*Set exercise a*: Return the entries line for line without any changes, from the very first line of the entries through the line containing "gridline-vertical <box>186 63 187 523</box>", including both ends.

## START Passage provided

On Sat, Mar 28, 2015 at 7:18 PM, Arne Babenhauserheide <arne_...@web.de>
wrote:

> Am Samstag, 28. März 2015, 11:32:30 schrieb Ian:
> > > I agree with Bombe that it’s not nice to lose the history, but with
> > > git that’s the best we can do. It’s a limitation of the tool.
> >
> > It's not a limitation of the tool, it's a limitation created by your
> desire
> > to misuse the tool.
>
> We have a need, we use a tool. To fulfil the need with the tool we
> have to misuse the tool. Consequently the tool is too limited for our
> usecase.
>
> There are several hacks around that - including merge commits with
> explanations and only ever looking at merge commits (hiding all
> non-merges) - and that these hacks are used by others shows that we
> aren’t the only ones with these needs, but git offers no clean
> solution.
>
> Sadly there also isn’t a clean way forward: Git users tend to be
> pretty defensive of their tool, and as such I expect that moving to a
> different tool would hurt more than it would help. So we’re stuck with
> the hacks.

## END Passage provided
## START Entries supplied

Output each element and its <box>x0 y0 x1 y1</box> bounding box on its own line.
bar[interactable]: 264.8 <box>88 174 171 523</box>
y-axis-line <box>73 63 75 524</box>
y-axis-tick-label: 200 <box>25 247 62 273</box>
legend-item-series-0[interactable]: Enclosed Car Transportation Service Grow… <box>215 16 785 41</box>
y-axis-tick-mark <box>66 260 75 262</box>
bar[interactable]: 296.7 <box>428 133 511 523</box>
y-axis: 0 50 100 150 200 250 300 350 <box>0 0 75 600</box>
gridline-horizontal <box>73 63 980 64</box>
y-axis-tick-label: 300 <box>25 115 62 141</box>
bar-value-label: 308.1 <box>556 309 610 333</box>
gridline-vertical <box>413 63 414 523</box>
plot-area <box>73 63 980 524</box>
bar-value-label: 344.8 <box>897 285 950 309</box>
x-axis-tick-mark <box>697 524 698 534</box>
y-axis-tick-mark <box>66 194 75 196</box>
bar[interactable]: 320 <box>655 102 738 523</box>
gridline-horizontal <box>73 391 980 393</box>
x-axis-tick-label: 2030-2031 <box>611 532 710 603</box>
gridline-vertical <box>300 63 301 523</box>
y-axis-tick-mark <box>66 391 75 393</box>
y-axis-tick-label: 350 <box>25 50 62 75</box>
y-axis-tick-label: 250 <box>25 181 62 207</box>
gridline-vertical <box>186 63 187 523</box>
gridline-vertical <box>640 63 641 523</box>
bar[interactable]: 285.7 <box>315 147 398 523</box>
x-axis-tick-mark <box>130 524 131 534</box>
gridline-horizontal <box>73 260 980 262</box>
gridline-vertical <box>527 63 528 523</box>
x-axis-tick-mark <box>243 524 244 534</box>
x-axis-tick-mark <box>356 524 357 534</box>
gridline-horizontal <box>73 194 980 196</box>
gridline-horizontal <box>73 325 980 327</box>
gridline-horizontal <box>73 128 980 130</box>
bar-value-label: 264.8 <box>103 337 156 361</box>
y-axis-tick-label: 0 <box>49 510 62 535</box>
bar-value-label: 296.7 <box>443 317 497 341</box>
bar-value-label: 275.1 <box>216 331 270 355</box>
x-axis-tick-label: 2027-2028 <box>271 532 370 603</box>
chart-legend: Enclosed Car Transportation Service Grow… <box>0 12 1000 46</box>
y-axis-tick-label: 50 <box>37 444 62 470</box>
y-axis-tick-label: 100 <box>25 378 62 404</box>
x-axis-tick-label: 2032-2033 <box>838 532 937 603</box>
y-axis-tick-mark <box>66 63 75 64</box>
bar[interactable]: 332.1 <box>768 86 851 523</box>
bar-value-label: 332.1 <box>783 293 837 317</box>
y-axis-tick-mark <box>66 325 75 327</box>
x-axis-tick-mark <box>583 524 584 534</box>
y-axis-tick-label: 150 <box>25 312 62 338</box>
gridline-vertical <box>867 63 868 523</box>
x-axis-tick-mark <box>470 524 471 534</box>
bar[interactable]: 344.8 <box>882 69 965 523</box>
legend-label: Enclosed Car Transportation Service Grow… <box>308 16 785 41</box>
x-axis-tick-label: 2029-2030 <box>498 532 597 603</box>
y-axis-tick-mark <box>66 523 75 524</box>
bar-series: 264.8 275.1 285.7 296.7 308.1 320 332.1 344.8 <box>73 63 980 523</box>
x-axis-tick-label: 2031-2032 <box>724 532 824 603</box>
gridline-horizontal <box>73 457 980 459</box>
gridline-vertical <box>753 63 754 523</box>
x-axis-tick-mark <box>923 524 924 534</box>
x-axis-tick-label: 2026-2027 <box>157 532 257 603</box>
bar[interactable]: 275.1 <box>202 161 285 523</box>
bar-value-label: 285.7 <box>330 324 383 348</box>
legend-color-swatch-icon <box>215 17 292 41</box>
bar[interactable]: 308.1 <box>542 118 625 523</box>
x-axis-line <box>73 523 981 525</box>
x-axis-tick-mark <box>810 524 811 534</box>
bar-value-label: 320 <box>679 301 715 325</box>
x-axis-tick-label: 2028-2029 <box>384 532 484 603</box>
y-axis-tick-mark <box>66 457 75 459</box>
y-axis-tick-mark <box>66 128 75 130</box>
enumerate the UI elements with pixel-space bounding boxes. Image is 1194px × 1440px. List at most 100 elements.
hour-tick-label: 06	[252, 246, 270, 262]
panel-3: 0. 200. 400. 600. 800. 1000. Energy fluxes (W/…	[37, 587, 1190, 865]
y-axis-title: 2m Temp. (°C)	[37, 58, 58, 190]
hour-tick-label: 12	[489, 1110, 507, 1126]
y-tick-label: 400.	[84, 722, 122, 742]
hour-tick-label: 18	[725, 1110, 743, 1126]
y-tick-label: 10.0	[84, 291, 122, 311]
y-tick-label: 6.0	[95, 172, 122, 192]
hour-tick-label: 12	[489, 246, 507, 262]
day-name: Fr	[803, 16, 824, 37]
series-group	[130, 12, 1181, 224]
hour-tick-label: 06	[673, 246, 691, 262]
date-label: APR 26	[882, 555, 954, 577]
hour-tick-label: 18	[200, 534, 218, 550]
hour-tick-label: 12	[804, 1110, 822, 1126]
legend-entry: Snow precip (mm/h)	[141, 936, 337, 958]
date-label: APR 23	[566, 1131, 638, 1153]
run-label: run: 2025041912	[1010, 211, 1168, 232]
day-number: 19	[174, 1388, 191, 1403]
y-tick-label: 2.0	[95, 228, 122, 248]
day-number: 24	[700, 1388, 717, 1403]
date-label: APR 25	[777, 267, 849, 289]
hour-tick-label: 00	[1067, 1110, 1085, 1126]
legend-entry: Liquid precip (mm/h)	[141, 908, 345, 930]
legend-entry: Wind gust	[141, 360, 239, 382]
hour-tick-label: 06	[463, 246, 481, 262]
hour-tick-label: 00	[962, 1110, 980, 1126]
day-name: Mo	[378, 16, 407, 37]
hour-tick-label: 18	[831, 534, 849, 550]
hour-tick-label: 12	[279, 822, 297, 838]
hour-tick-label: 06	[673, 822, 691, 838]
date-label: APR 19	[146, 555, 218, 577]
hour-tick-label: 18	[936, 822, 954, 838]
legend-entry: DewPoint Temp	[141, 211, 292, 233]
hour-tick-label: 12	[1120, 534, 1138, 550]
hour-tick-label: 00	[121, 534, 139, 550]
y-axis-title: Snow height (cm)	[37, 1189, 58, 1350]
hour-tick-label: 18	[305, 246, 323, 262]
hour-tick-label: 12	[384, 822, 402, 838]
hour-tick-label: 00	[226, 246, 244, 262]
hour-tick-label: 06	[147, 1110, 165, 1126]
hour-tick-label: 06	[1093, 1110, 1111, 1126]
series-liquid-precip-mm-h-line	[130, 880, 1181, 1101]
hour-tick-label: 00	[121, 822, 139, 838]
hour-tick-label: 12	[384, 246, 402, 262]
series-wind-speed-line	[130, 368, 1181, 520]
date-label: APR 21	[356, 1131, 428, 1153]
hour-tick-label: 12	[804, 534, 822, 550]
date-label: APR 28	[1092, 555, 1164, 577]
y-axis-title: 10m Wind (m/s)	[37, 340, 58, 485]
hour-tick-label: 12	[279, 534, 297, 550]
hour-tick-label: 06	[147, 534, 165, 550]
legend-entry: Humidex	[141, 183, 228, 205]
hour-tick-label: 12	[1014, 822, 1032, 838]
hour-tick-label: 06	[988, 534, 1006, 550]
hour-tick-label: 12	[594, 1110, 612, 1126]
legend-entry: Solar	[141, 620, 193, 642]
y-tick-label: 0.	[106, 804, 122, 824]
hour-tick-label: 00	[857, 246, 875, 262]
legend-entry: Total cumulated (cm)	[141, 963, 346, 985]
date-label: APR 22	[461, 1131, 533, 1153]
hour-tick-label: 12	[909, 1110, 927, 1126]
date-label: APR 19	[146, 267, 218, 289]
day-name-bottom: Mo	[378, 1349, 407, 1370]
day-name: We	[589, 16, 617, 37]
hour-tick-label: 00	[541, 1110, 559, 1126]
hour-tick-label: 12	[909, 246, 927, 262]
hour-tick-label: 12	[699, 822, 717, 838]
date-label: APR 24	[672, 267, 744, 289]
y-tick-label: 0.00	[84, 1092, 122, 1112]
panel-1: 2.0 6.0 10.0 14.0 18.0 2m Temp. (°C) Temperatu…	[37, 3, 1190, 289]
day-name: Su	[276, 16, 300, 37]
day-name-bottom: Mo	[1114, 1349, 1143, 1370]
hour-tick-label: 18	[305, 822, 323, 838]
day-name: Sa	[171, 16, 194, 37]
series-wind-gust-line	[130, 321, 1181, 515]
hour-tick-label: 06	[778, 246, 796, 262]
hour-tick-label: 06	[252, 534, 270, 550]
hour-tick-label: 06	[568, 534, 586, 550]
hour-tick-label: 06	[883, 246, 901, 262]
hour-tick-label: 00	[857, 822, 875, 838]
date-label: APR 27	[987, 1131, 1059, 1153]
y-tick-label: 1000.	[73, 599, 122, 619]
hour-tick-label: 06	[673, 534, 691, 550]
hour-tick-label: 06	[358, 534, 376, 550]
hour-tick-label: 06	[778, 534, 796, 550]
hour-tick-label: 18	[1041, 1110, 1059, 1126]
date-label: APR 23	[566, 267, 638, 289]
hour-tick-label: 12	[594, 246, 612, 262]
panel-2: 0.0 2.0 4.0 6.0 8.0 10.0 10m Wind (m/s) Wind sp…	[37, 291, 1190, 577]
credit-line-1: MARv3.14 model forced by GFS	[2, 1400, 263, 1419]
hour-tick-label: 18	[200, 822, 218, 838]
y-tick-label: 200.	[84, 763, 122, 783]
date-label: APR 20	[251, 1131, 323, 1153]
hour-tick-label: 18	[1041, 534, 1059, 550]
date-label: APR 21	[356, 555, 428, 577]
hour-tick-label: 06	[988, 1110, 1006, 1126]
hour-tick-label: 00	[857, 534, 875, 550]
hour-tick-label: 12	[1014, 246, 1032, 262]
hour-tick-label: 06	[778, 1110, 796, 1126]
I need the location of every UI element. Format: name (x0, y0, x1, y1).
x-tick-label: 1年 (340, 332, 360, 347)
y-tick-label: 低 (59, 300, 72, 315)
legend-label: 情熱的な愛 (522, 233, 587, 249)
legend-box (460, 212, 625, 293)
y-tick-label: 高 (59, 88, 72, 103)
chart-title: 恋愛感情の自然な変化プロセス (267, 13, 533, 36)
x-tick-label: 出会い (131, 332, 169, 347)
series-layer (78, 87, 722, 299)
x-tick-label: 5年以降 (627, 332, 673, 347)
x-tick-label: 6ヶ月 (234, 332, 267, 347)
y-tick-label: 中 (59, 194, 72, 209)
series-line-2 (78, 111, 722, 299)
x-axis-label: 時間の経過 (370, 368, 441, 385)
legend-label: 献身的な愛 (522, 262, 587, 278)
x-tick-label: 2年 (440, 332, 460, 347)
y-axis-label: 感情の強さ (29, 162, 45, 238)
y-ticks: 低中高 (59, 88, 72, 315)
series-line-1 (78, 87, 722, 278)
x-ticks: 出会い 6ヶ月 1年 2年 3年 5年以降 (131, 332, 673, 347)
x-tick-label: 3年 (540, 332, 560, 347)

## END Entries supplied

*Set exercise b*: Retype the email word for word, starting at "On Sat, Mar" and ending at "of the tool.", with both included.

*Written answer a*:
Output each element and its <box>x0 y0 x1 y1</box> bounding box on its own line.
bar[interactable]: 264.8 <box>88 174 171 523</box>
y-axis-line <box>73 63 75 524</box>
y-axis-tick-label: 200 <box>25 247 62 273</box>
legend-item-series-0[interactable]: Enclosed Car Transportation Service Grow… <box>215 16 785 41</box>
y-axis-tick-mark <box>66 260 75 262</box>
bar[interactable]: 296.7 <box>428 133 511 523</box>
y-axis: 0 50 100 150 200 250 300 350 <box>0 0 75 600</box>
gridline-horizontal <box>73 63 980 64</box>
y-axis-tick-label: 300 <box>25 115 62 141</box>
bar-value-label: 308.1 <box>556 309 610 333</box>
gridline-vertical <box>413 63 414 523</box>
plot-area <box>73 63 980 524</box>
bar-value-label: 344.8 <box>897 285 950 309</box>
x-axis-tick-mark <box>697 524 698 534</box>
y-axis-tick-mark <box>66 194 75 196</box>
bar[interactable]: 320 <box>655 102 738 523</box>
gridline-horizontal <box>73 391 980 393</box>
x-axis-tick-label: 2030-2031 <box>611 532 710 603</box>
gridline-vertical <box>300 63 301 523</box>
y-axis-tick-mark <box>66 391 75 393</box>
y-axis-tick-label: 350 <box>25 50 62 75</box>
y-axis-tick-label: 250 <box>25 181 62 207</box>
gridline-vertical <box>186 63 187 523</box>

*Written answer b*:
On Sat, Mar 28, 2015 at 7:18 PM, Arne Babenhauserheide <arne_...@web.de>
wrote:

> Am Samstag, 28. März 2015, 11:32:30 schrieb Ian:
> > > I agree with Bombe that it’s not nice to lose the history, but with
> > > git that’s the best we can do. It’s a limitation of the tool.